If you want easy options, you can support the campaign efforts of organizations that defend rainforests, Indigenous peoples and wildlife such as the Rainforest Action Network, the Rainforest Information Centre, the Rainforest 4 Foundation and Rainforest Rescue which work closely with Indigenous and local communities while campaigning against the governments and corporations destroying rainforests, as well as the banks and insurance companies that support this destruction.

If you recognize the pervasiveness of the fear-driven violence in our world, which also drives the massive over-consumption of resources by people in industrialized countries then consider addressing this directly starting with yourself and by reviewing your relationship with children.3

If you wish to campaign strategically in support of Indigenous peoples and local communities in their struggles to halt the destruction of Earth’s rainforests.4

The governments and corporations that profit from the destruction of the rainforests are deeply entrenched and not about to give way without strategically focused campaigns to make it untenable and unprofitable for them to do so. This will include convincing key personnel, whether company directors of corporations involved in rainforest destruction, cargo ship owners, trade unionists (in many industries) and the many other agents involved in the rainforest destruction-to-customer supply chain, as well as ordinary consumers of rainforest products, to make conscious choices about the products they supply, use and/or buy. So strategy is imperative if we are to get corrupt and/or conscienceless governments and corporations, as well as people further removed from the source of the destruction, to end their role in rainforest destruction before it is too late.

The big deforestation drivers are timber, palm oil, cattle and soy while mining, oil drilling, clothing and dam construction all play significant roles too, depending on the country. And, as reported by the CDP (formerly the Carbon Disclosure Project): ‘The ABCD (The Archer Daniels Midland Company [ADM], Bunge, Cargill and Louis Dreyfus Company) trader companies have a large impact on countless commodity supply chains. For example, they represent up to 90% of the global grain trade. With a wide array of clients that go from Nestlé to McDonald’s, their role in managing deforestation risk is crucial’ and, so far, grossly inadequate.5

Given the strategic sophistication necessary to tackle this complex problem effectively, if you want to view a 15 minute video of (or read a couple of short articles about) the inspirational Melbourne Rainforest Action Group (MRAG) that successfully led a national campaign from 1988 to 1991 to halt imports of rainforest timber into Australia, you can view it here: ‘Time to Act.’

In those cases where corrupt elites control or occupy countries, such as those controlling Brazil, the Democratic Republic of the Congo and West Papua, it might be necessary to remove these corrupt governments as part of the effort thus helping to restore the political space for local populations to defend rainforests and their rights.

Set exercise 1: Reproduce the part of the rainforest text starting with "If you want easy" and going on through "support this destruction.".
Set exercise 2: In the rainforest text, what are the big deforestation drivers?

Collected data:
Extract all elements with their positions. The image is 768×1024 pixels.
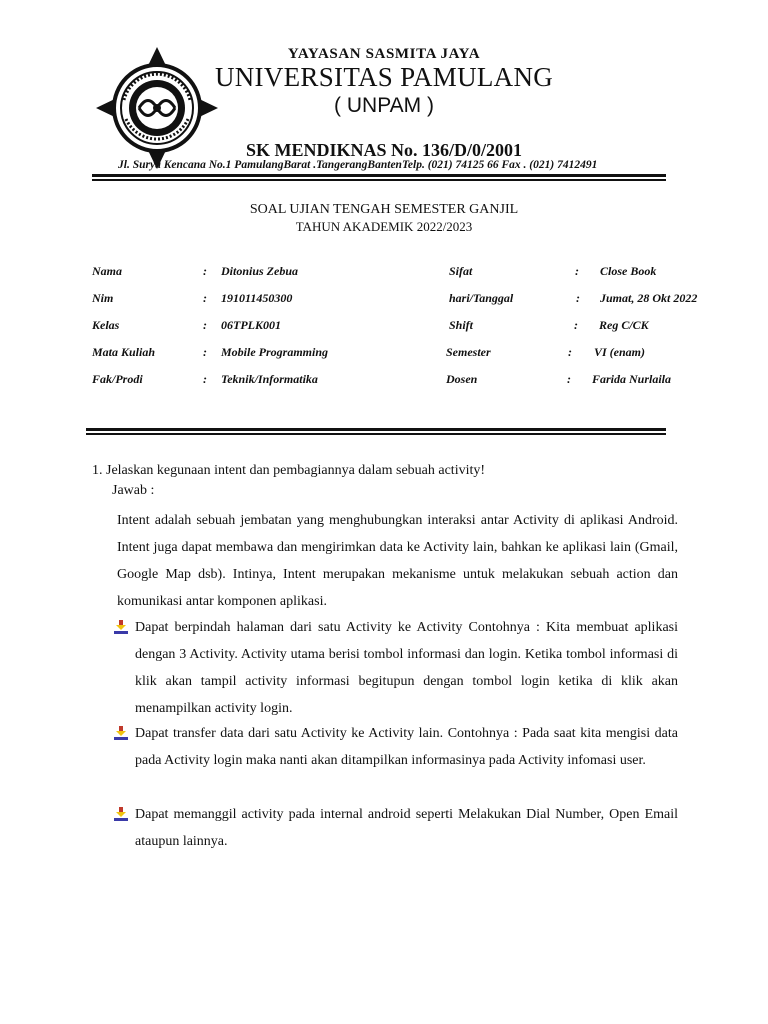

Exercise response 1:
If you want easy options, you can support the campaign efforts of organizations that defend rainforests, Indigenous peoples and wildlife such as the Rainforest Action Network, the Rainforest Information Centre, the Rainforest 4 Foundation and Rainforest Rescue which work closely with Indigenous and local communities while campaigning against the governments and corporations destroying rainforests, as well as the banks and insurance companies that support this destruction.

Exercise response 2: Timber, palm oil, cattle and soy.